For the entries below, how many lines include the word "title"? Give the figure and nothing more.

═════ DATA SUPPLIED ═════

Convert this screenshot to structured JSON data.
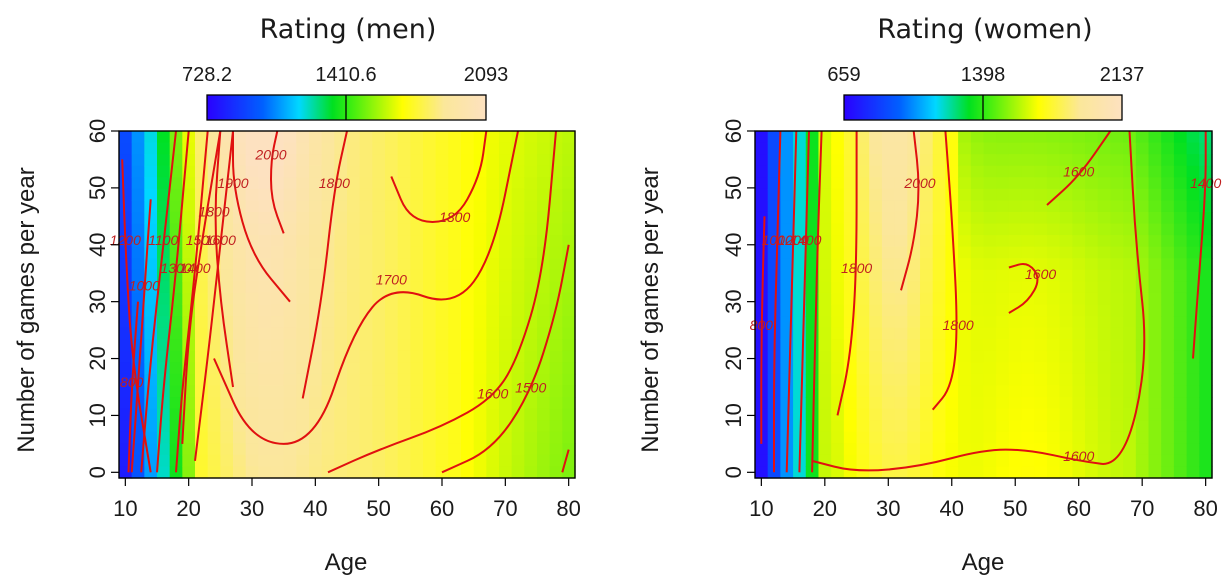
{
  "chart_data": [
    {
      "type": "heatmap",
      "title": "Rating (men)",
      "xlabel": "Age",
      "ylabel": "Number of games per year",
      "xlim": [
        9,
        81
      ],
      "ylim": [
        -1,
        60
      ],
      "xticks": [
        "10",
        "20",
        "30",
        "40",
        "50",
        "60",
        "70",
        "80"
      ],
      "yticks": [
        "0",
        "10",
        "20",
        "30",
        "40",
        "50",
        "60"
      ],
      "colorbar": {
        "labels": [
          "728.2",
          "1410.6",
          "2093"
        ],
        "min": 728.2,
        "mid": 1410.6,
        "max": 2093
      },
      "colors": {
        "low": "#2a00ff",
        "mid_low": "#00d8ff",
        "mid": "#00e020",
        "mid_high": "#ffff00",
        "high": "#fde1c0",
        "contour": "#e01010"
      },
      "contours": [
        {
          "label": "800",
          "points": [
            [
              10.5,
              0
            ],
            [
              11,
              15
            ],
            [
              12,
              30
            ]
          ]
        },
        {
          "label": "1000",
          "points": [
            [
              11,
              0
            ],
            [
              12,
              15
            ],
            [
              13,
              32
            ],
            [
              14,
              48
            ]
          ]
        },
        {
          "label": "1100",
          "points": [
            [
              12.5,
              0
            ],
            [
              14,
              20
            ],
            [
              16,
              40
            ],
            [
              18,
              60
            ]
          ]
        },
        {
          "label": "1200",
          "points": [
            [
              14,
              0
            ],
            [
              11,
              20
            ],
            [
              10,
              40
            ],
            [
              9.5,
              55
            ]
          ]
        },
        {
          "label": "1300",
          "points": [
            [
              15,
              0
            ],
            [
              16,
              15
            ],
            [
              18,
              35
            ],
            [
              20,
              60
            ]
          ]
        },
        {
          "label": "1400",
          "points": [
            [
              18,
              0
            ],
            [
              19,
              15
            ],
            [
              21,
              35
            ],
            [
              23,
              60
            ]
          ]
        },
        {
          "label": "1500",
          "points": [
            [
              19,
              5
            ],
            [
              20,
              25
            ],
            [
              22,
              40
            ],
            [
              25,
              60
            ]
          ]
        },
        {
          "label": "1600",
          "points": [
            [
              21,
              2
            ],
            [
              23,
              20
            ],
            [
              25,
              40
            ],
            [
              27,
              60
            ]
          ]
        },
        {
          "label": "1800",
          "points": [
            [
              27,
              15
            ],
            [
              25,
              30
            ],
            [
              24,
              45
            ],
            [
              25,
              60
            ]
          ]
        },
        {
          "label": "1900",
          "points": [
            [
              36,
              30
            ],
            [
              30,
              38
            ],
            [
              27,
              50
            ],
            [
              27,
              60
            ]
          ]
        },
        {
          "label": "2000",
          "points": [
            [
              35,
              42
            ],
            [
              33,
              48
            ],
            [
              33,
              55
            ],
            [
              34,
              60
            ]
          ]
        },
        {
          "label": "1700",
          "points": [
            [
              24,
              20
            ],
            [
              30,
              5
            ],
            [
              40,
              5
            ],
            [
              46,
              25
            ],
            [
              52,
              33
            ],
            [
              62,
              29
            ],
            [
              68,
              38
            ],
            [
              72,
              60
            ]
          ]
        },
        {
          "label": "1800",
          "points": [
            [
              38,
              13
            ],
            [
              41,
              30
            ],
            [
              43,
              50
            ],
            [
              45,
              60
            ]
          ]
        },
        {
          "label": "1800",
          "points": [
            [
              52,
              52
            ],
            [
              55,
              44
            ],
            [
              62,
              44
            ],
            [
              66,
              52
            ],
            [
              67,
              60
            ]
          ]
        },
        {
          "label": "1600",
          "points": [
            [
              42,
              0
            ],
            [
              50,
              4
            ],
            [
              60,
              8
            ],
            [
              68,
              13
            ],
            [
              72,
              20
            ],
            [
              76,
              35
            ],
            [
              78,
              60
            ]
          ]
        },
        {
          "label": "1500",
          "points": [
            [
              60,
              0
            ],
            [
              68,
              4
            ],
            [
              74,
              14
            ],
            [
              78,
              28
            ],
            [
              80,
              40
            ]
          ]
        },
        {
          "label": "",
          "points": [
            [
              79,
              0
            ],
            [
              80,
              4
            ]
          ]
        }
      ]
    },
    {
      "type": "heatmap",
      "title": "Rating (women)",
      "xlabel": "Age",
      "ylabel": "Number of games per year",
      "xlim": [
        9,
        81
      ],
      "ylim": [
        -1,
        60
      ],
      "xticks": [
        "10",
        "20",
        "30",
        "40",
        "50",
        "60",
        "70",
        "80"
      ],
      "yticks": [
        "0",
        "10",
        "20",
        "30",
        "40",
        "50",
        "60"
      ],
      "colorbar": {
        "labels": [
          "659",
          "1398",
          "2137"
        ],
        "min": 659,
        "mid": 1398,
        "max": 2137
      },
      "colors": {
        "low": "#2a00ff",
        "mid_low": "#00d8ff",
        "mid": "#00e020",
        "mid_high": "#ffff00",
        "high": "#fde1c0",
        "contour": "#e01010"
      },
      "contours": [
        {
          "label": "800",
          "points": [
            [
              10,
              5
            ],
            [
              10,
              25
            ],
            [
              10.5,
              45
            ]
          ]
        },
        {
          "label": "1000",
          "points": [
            [
              12,
              0
            ],
            [
              12,
              20
            ],
            [
              12.5,
              40
            ],
            [
              13,
              60
            ]
          ]
        },
        {
          "label": "1200",
          "points": [
            [
              14,
              0
            ],
            [
              14.5,
              20
            ],
            [
              15,
              40
            ],
            [
              15.5,
              60
            ]
          ]
        },
        {
          "label": "1400",
          "points": [
            [
              16,
              0
            ],
            [
              16.5,
              20
            ],
            [
              17,
              40
            ],
            [
              17.5,
              60
            ]
          ]
        },
        {
          "label": "",
          "points": [
            [
              18,
              0
            ],
            [
              18.5,
              25
            ],
            [
              19,
              45
            ],
            [
              19.5,
              60
            ]
          ]
        },
        {
          "label": "1800",
          "points": [
            [
              22,
              10
            ],
            [
              24,
              20
            ],
            [
              25,
              35
            ],
            [
              25,
              60
            ]
          ]
        },
        {
          "label": "1800",
          "points": [
            [
              37,
              11
            ],
            [
              40,
              15
            ],
            [
              41,
              25
            ],
            [
              40,
              45
            ],
            [
              39,
              60
            ]
          ]
        },
        {
          "label": "2000",
          "points": [
            [
              32,
              32
            ],
            [
              34,
              40
            ],
            [
              35,
              50
            ],
            [
              34,
              60
            ]
          ]
        },
        {
          "label": "1600",
          "points": [
            [
              18,
              2
            ],
            [
              25,
              0
            ],
            [
              35,
              1
            ],
            [
              45,
              4
            ],
            [
              52,
              4
            ],
            [
              60,
              2
            ],
            [
              67,
              1
            ],
            [
              71,
              20
            ],
            [
              69,
              40
            ],
            [
              68,
              60
            ]
          ]
        },
        {
          "label": "1600",
          "points": [
            [
              49,
              28
            ],
            [
              52,
              30
            ],
            [
              54,
              34
            ],
            [
              52,
              37
            ],
            [
              49,
              36
            ]
          ]
        },
        {
          "label": "1600",
          "points": [
            [
              55,
              47
            ],
            [
              60,
              52
            ],
            [
              65,
              60
            ]
          ]
        },
        {
          "label": "1400",
          "points": [
            [
              78,
              20
            ],
            [
              79,
              35
            ],
            [
              80,
              50
            ],
            [
              80,
              60
            ]
          ]
        }
      ]
    }
  ]
}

═════

## TASK OUTPUT
2